[Data listing]
>> BEGIN

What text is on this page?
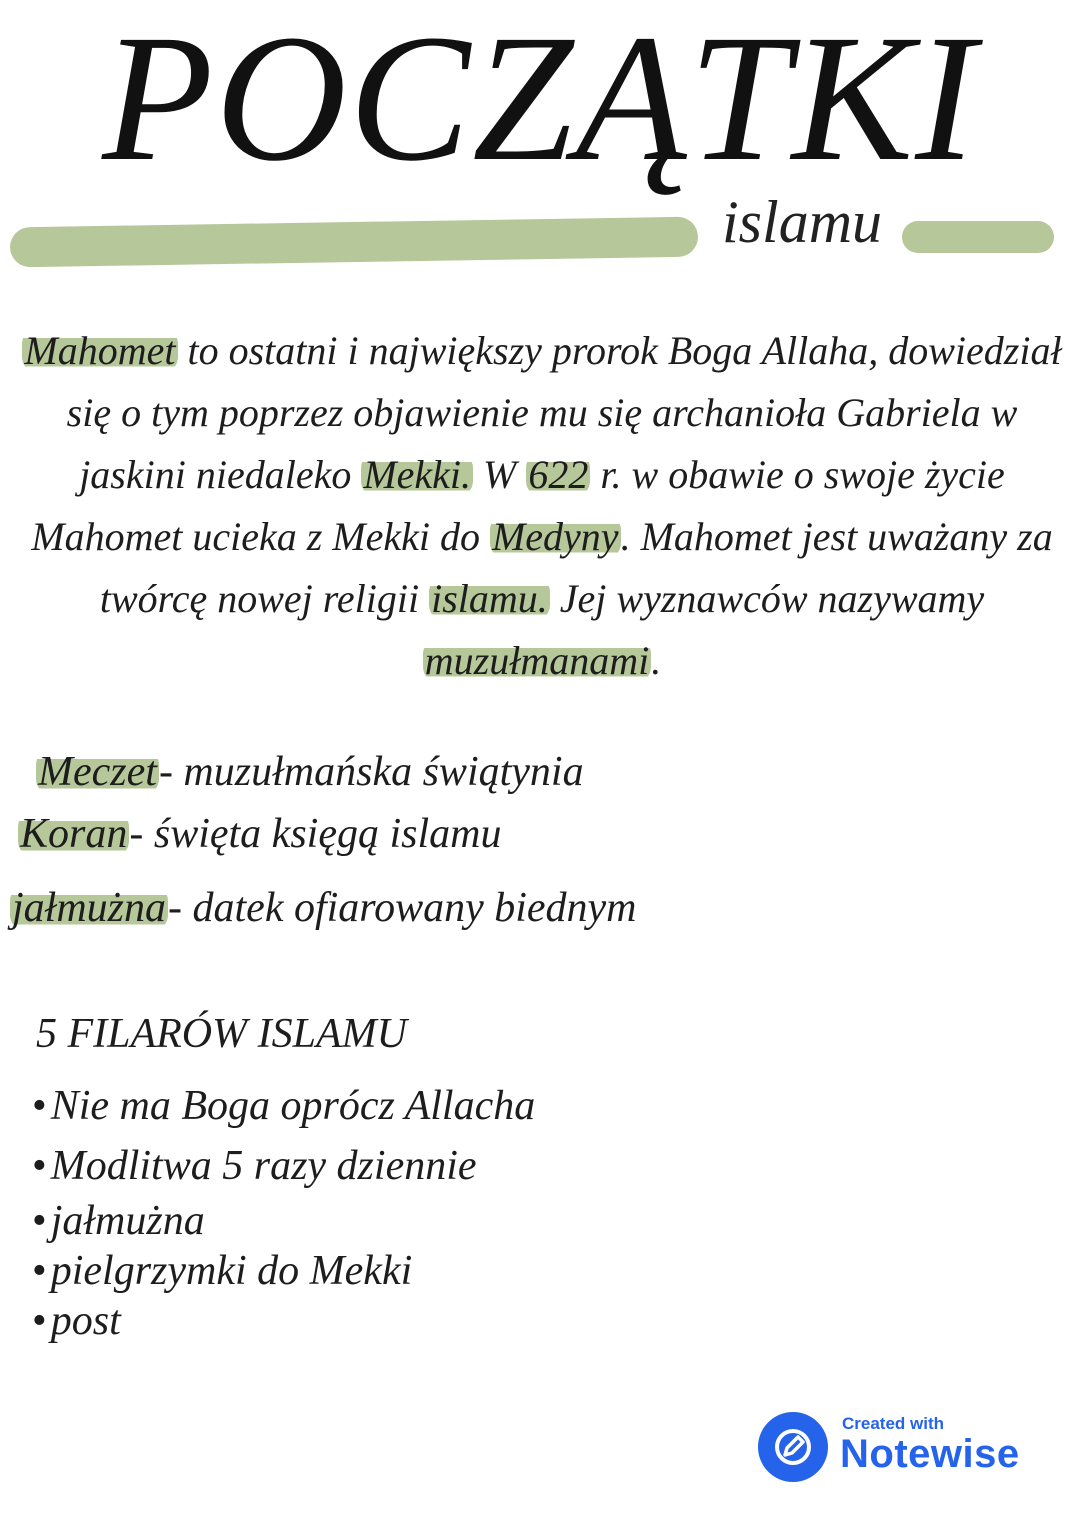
POCZĄTKI
islamu
Mahomet to ostatni i największy prorok Boga Allaha, dowiedział się o tym poprzez objawienie mu się archanioła Gabriela w jaskini niedaleko Mekki. W 622 r. w obawie o swoje życie Mahomet ucieka z Mekki do Medyny. Mahomet jest uważany za twórcę nowej religii islamu. Jej wyznawców nazywamy muzułmanami.
Meczet- muzułmańska świątynia
Koran- święta księgą islamu
jałmużna- datek ofiarowany biednym
5 FILARÓW ISLAMU
•Nie ma Boga oprócz Allacha
•Modlitwa 5 razy dziennie
•jałmużna
•pielgrzymki do Mekki
•post
Created with
Notewise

>> END

To be done
Write out all the entries word for word, but skip any images.

Answer to the problem
What text is on this page?
POCZĄTKI
islamu
Mahomet to ostatni i największy prorok Boga Allaha, dowiedział się o tym poprzez objawienie mu się archanioła Gabriela w jaskini niedaleko Mekki. W 622 r. w obawie o swoje życie Mahomet ucieka z Mekki do Medyny. Mahomet jest uważany za twórcę nowej religii islamu. Jej wyznawców nazywamy muzułmanami.
Meczet- muzułmańska świątynia
Koran- święta księgą islamu
jałmużna- datek ofiarowany biednym
5 FILARÓW ISLAMU
•Nie ma Boga oprócz Allacha
•Modlitwa 5 razy dziennie
•jałmużna
•pielgrzymki do Mekki
•post
Created with
Notewise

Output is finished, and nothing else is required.